*Given problem*.
Show all lines of the listing that hold the word "объектов".

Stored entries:
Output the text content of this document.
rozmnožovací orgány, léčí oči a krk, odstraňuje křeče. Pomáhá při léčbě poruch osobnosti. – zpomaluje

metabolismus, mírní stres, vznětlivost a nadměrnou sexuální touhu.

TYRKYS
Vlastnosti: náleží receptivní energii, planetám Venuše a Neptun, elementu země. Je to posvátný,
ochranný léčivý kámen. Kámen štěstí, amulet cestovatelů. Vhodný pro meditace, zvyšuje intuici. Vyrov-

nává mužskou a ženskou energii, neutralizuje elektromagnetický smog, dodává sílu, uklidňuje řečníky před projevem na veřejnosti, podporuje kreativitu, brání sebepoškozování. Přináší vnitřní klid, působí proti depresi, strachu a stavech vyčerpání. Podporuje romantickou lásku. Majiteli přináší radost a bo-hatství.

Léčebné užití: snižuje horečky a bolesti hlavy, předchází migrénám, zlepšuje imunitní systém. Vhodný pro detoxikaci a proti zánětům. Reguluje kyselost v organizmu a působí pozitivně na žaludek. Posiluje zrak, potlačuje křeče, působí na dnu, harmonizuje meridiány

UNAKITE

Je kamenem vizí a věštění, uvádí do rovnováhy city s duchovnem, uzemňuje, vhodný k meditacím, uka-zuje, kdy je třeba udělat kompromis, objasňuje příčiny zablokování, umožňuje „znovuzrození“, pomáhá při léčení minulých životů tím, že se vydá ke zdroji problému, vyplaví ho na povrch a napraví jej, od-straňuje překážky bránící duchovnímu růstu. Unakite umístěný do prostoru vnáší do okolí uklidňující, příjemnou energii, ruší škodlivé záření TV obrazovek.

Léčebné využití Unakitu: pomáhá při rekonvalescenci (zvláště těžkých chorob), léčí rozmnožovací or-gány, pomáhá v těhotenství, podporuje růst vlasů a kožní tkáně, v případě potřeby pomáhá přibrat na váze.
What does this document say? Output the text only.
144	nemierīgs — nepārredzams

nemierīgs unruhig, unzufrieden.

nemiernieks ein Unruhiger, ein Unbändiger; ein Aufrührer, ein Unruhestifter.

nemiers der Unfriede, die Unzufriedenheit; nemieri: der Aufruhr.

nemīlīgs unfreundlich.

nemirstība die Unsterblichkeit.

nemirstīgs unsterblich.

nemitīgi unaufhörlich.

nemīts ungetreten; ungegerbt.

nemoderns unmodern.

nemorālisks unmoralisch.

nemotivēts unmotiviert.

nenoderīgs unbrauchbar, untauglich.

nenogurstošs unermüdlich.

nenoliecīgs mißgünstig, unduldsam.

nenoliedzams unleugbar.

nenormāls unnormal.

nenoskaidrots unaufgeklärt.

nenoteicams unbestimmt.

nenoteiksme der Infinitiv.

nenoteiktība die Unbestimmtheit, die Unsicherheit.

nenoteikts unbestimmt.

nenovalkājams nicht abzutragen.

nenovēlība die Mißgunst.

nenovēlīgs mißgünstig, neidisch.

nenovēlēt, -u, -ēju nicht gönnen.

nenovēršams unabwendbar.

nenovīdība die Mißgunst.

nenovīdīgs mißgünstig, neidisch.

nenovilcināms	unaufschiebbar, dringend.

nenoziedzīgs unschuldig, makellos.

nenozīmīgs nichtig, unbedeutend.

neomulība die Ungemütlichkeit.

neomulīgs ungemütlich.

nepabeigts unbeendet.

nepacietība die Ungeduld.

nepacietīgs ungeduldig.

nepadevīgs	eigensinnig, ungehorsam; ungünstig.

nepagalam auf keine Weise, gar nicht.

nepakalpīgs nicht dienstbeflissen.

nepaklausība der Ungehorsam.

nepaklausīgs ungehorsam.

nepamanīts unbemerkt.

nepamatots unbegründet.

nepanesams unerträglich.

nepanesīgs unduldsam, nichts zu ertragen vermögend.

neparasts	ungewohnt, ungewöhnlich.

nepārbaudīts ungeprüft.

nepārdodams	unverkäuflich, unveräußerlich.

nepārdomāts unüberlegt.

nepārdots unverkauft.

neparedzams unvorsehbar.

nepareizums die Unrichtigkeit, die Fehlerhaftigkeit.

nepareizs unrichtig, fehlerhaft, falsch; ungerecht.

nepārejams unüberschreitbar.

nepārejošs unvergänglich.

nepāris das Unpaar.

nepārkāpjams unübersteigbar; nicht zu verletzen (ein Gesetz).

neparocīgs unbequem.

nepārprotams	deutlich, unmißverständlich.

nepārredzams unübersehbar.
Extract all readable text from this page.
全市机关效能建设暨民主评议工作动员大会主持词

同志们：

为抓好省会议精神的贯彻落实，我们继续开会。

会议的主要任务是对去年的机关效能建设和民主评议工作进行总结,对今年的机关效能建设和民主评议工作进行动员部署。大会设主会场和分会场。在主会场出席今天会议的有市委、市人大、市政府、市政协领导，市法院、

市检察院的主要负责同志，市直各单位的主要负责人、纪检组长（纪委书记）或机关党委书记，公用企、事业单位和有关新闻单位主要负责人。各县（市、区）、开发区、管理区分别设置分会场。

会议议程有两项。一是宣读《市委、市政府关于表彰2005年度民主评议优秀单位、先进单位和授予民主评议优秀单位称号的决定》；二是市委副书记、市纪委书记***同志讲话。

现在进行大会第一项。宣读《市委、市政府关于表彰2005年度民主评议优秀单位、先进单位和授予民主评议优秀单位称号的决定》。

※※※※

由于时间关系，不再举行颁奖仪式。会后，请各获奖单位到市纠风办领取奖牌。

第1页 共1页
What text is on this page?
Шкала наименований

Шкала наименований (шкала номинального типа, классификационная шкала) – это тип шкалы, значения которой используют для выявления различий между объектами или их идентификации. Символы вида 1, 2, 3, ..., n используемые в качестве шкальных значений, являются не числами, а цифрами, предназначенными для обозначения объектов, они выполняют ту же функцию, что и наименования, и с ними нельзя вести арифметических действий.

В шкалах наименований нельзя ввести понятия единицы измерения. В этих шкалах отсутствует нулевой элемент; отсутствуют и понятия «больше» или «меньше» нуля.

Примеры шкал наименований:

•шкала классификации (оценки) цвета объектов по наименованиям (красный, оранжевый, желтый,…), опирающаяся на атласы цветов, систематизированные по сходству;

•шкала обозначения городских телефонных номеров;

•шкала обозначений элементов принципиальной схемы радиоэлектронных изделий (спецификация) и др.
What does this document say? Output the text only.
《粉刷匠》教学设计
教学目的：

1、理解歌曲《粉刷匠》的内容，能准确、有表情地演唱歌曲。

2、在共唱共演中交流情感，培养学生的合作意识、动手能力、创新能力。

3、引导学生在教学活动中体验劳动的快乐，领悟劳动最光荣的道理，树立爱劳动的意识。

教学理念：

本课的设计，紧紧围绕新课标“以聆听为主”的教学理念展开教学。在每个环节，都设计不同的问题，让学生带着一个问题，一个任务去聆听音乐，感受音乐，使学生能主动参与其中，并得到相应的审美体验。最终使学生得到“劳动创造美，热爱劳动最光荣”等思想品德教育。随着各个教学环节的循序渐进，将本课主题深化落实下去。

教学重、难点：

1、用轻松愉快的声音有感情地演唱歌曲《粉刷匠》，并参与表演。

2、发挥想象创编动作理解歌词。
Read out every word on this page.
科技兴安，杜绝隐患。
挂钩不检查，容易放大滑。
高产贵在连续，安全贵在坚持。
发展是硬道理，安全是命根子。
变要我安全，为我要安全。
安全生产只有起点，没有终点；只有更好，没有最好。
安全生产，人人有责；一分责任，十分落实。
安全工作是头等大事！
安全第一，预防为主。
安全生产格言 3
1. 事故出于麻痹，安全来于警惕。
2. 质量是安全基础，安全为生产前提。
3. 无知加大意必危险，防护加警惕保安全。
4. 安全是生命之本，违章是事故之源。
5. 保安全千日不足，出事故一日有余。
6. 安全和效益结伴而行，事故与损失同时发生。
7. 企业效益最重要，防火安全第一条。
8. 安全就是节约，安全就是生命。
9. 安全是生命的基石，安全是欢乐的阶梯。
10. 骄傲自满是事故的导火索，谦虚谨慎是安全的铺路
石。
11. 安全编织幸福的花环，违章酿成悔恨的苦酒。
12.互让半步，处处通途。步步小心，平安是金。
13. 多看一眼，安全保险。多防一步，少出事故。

*The completed task*.
Шкала наименований (шкала номинального типа, классификационная шкала) – это тип шкалы, значения которой используют для выявления различий между объектами или их идентификации. Символы вида 1, 2, 3, ..., n используемые в качестве шкальных значений, являются не числами, а цифрами, предназначенными для обозначения объектов, они выполняют ту же функцию, что и наименования, и с ними нельзя вести арифметических действий.
•шкала классификации (оценки) цвета объектов по наименованиям (красный, оранжевый, желтый,…), опирающаяся на атласы цветов, систематизированные по сходству;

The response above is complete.